▶ _The exercise_
List all lines in the material below that contain "image".

▶ _Recorded data_
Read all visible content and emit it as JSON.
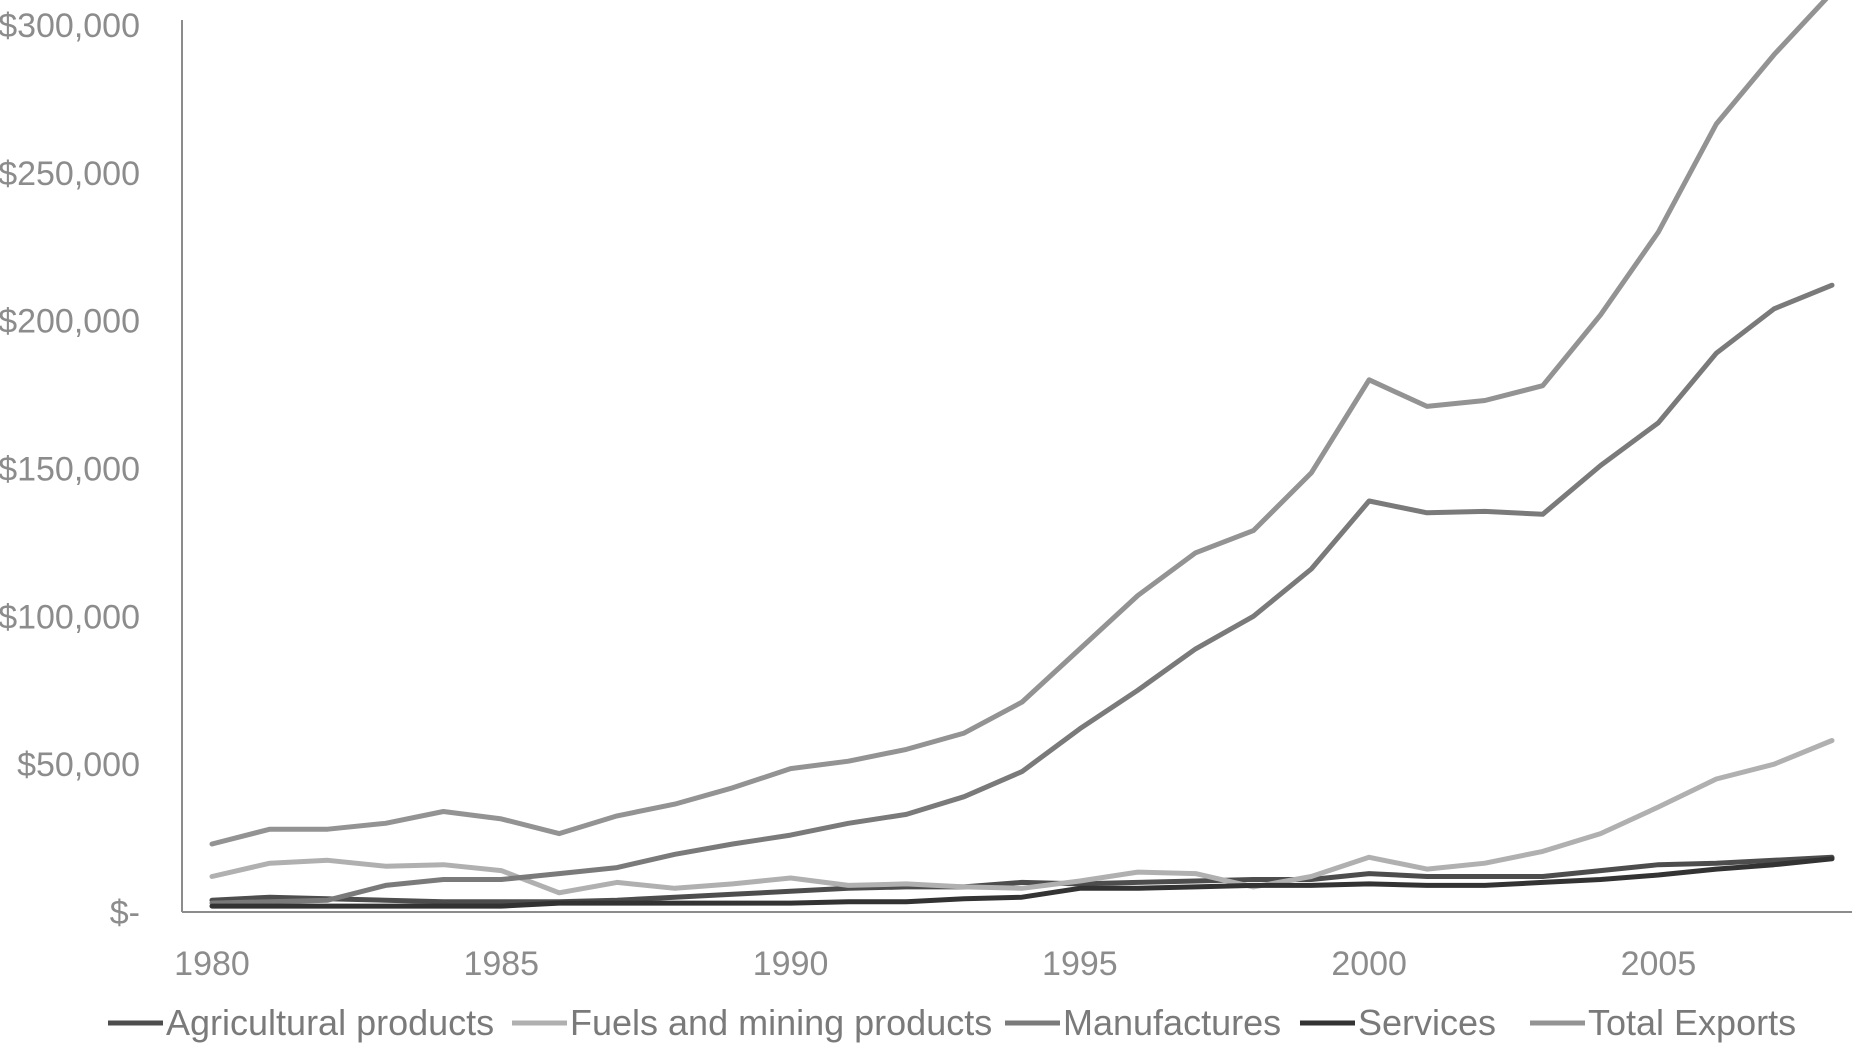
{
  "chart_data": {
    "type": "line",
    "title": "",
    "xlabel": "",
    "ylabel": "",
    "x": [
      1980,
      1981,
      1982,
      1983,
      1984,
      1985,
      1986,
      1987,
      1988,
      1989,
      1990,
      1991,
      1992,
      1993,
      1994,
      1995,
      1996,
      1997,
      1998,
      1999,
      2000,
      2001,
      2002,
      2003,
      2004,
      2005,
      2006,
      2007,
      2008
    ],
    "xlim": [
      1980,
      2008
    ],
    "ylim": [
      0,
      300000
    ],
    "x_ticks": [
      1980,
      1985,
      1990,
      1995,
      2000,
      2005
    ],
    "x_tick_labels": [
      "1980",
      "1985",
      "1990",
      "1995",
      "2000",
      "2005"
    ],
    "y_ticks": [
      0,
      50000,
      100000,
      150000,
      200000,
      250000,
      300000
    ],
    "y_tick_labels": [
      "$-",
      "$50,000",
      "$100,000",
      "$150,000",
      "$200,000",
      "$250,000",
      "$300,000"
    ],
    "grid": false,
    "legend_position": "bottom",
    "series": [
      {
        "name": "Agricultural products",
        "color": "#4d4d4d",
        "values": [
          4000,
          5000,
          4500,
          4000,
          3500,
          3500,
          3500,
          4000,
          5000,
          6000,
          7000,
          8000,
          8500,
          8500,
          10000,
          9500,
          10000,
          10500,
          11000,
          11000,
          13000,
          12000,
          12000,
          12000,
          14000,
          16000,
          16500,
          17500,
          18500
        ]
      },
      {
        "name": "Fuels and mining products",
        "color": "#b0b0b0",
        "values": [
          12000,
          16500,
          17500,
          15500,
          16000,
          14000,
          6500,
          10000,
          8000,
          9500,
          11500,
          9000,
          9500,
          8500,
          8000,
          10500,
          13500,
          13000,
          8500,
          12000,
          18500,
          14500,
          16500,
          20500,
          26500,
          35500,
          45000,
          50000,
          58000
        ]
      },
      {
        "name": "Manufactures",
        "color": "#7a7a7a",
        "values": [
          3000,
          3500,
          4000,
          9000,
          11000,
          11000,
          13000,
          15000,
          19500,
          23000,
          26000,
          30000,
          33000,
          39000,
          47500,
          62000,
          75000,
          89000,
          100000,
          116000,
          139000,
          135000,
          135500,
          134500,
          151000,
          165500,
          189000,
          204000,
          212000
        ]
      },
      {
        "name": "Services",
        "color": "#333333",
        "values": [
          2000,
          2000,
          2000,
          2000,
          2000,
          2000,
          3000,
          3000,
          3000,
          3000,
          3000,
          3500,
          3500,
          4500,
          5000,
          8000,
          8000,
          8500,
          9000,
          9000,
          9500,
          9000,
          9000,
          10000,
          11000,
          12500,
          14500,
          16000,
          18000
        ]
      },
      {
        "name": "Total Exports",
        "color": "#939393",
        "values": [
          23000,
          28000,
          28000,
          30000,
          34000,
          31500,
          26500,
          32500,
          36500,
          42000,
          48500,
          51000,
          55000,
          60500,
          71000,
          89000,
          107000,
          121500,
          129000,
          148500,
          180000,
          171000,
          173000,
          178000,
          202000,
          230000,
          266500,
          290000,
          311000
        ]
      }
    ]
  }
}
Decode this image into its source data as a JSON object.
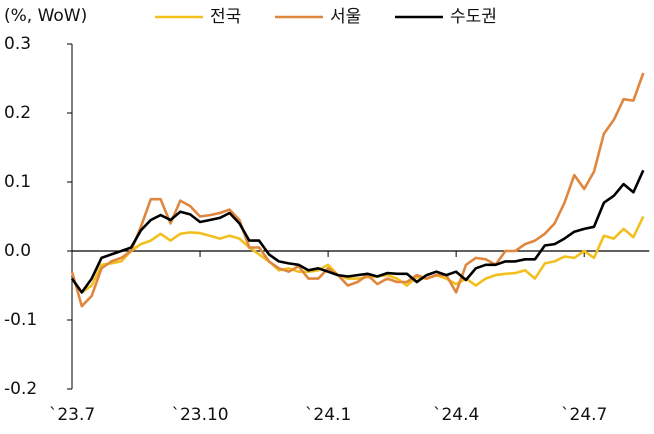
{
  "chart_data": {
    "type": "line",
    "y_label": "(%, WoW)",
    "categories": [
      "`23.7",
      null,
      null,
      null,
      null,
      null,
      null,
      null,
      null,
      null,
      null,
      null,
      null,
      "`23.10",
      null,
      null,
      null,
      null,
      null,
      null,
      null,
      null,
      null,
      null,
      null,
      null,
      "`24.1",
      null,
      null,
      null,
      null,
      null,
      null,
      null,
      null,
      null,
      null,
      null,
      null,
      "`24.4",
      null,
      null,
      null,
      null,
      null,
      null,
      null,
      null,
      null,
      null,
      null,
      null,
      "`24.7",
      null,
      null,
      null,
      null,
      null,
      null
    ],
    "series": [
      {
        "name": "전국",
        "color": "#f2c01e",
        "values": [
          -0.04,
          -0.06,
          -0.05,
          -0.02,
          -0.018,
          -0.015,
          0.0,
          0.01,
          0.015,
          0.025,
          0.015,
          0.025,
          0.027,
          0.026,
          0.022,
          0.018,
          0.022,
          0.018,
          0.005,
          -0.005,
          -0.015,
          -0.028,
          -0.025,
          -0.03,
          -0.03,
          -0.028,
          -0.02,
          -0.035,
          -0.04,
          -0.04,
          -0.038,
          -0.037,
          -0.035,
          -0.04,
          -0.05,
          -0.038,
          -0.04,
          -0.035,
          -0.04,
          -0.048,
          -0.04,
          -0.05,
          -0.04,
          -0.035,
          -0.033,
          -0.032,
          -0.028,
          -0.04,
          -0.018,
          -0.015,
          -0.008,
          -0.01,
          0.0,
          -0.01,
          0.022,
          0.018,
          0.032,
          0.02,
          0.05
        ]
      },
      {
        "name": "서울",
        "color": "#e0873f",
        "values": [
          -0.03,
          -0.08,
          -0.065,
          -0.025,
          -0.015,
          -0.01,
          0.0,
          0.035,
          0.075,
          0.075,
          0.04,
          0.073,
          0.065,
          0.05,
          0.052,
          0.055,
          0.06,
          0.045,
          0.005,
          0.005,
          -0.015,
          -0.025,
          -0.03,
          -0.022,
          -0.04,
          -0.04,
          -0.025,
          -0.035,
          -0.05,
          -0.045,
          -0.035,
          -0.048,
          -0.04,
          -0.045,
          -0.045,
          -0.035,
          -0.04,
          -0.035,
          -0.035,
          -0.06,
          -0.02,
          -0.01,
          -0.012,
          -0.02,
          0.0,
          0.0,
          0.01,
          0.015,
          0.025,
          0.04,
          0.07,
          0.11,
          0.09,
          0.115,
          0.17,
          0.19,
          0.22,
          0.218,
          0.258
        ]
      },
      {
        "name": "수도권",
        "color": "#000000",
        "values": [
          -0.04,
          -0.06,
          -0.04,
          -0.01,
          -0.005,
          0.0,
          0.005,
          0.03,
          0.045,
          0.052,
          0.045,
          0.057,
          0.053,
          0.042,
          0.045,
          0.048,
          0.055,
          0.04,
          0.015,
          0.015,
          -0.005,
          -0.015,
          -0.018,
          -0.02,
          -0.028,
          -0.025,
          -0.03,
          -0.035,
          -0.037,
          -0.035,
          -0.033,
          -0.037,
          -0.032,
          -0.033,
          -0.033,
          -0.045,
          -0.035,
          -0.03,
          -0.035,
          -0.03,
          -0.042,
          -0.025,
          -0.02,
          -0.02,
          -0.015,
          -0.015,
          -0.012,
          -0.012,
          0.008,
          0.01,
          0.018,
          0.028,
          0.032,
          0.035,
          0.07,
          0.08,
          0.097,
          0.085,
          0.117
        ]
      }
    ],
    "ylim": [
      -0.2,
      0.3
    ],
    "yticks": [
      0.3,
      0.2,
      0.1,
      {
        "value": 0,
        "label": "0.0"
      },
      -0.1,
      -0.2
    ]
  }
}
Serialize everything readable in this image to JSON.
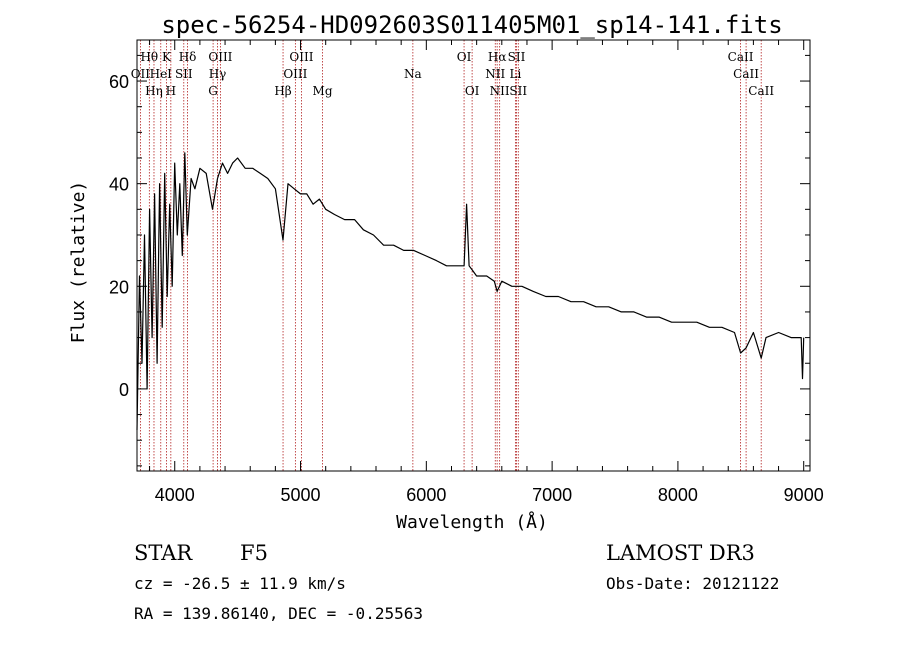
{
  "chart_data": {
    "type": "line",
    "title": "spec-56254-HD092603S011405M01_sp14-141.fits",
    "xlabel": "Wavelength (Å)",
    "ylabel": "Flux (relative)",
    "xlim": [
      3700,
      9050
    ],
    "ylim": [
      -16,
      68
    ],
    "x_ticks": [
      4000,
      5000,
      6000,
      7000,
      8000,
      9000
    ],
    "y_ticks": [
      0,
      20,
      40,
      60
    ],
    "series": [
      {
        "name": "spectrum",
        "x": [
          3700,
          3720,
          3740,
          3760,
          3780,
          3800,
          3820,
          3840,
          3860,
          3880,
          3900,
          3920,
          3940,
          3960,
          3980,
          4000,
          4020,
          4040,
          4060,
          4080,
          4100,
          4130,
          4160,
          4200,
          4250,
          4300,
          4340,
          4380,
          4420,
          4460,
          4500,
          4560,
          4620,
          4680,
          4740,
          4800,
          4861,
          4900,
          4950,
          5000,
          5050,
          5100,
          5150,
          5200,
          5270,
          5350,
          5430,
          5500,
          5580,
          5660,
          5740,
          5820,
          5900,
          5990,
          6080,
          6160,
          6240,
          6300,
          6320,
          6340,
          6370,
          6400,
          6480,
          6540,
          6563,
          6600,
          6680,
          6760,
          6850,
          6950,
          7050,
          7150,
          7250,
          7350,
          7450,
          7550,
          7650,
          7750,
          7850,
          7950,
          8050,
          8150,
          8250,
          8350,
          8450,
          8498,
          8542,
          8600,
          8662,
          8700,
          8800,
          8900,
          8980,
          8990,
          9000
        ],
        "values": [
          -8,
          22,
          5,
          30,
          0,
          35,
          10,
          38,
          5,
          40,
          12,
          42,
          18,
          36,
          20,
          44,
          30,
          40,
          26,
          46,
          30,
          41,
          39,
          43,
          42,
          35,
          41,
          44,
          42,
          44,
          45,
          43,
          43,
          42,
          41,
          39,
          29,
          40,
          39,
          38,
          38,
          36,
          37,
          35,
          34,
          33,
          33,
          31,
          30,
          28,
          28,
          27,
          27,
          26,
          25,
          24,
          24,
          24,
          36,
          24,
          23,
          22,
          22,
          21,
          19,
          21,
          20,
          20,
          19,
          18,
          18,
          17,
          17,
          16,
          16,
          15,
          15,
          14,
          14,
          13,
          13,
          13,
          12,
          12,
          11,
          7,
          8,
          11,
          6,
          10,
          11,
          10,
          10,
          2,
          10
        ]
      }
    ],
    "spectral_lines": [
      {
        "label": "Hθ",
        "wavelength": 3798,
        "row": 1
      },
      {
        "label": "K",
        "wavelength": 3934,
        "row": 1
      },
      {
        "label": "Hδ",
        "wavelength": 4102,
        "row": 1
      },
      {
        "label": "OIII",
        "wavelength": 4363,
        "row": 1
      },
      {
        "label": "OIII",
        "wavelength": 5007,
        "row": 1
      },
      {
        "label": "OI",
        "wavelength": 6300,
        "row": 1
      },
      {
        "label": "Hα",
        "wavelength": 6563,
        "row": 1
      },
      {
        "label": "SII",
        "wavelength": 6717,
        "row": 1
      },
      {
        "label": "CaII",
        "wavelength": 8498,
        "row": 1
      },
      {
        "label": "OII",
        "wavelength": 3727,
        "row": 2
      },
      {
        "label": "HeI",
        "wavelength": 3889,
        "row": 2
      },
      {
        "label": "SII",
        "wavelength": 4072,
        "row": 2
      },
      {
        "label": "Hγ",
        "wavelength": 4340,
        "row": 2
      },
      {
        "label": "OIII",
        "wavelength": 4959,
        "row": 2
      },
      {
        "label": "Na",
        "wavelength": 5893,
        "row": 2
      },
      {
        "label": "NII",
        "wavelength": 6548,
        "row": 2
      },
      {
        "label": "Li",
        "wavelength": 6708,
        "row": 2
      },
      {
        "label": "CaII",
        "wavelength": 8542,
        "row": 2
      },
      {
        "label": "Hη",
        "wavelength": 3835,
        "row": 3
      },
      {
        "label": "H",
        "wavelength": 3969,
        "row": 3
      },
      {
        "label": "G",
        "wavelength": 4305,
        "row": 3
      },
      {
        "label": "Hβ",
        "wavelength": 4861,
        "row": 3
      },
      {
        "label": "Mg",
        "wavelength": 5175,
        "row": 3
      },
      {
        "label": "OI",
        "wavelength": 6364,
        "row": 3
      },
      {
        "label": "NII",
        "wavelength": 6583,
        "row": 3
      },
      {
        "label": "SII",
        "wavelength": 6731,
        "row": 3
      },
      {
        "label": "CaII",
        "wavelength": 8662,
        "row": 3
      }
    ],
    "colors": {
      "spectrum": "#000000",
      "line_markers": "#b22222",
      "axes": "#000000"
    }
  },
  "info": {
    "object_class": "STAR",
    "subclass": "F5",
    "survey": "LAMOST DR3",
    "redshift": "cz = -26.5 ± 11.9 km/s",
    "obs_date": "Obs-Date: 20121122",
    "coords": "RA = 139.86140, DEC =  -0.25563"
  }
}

▶ _Solution to the exercise_
Decode this image into its source data as a JSON object.
Serialize everything readable in this image to JSON.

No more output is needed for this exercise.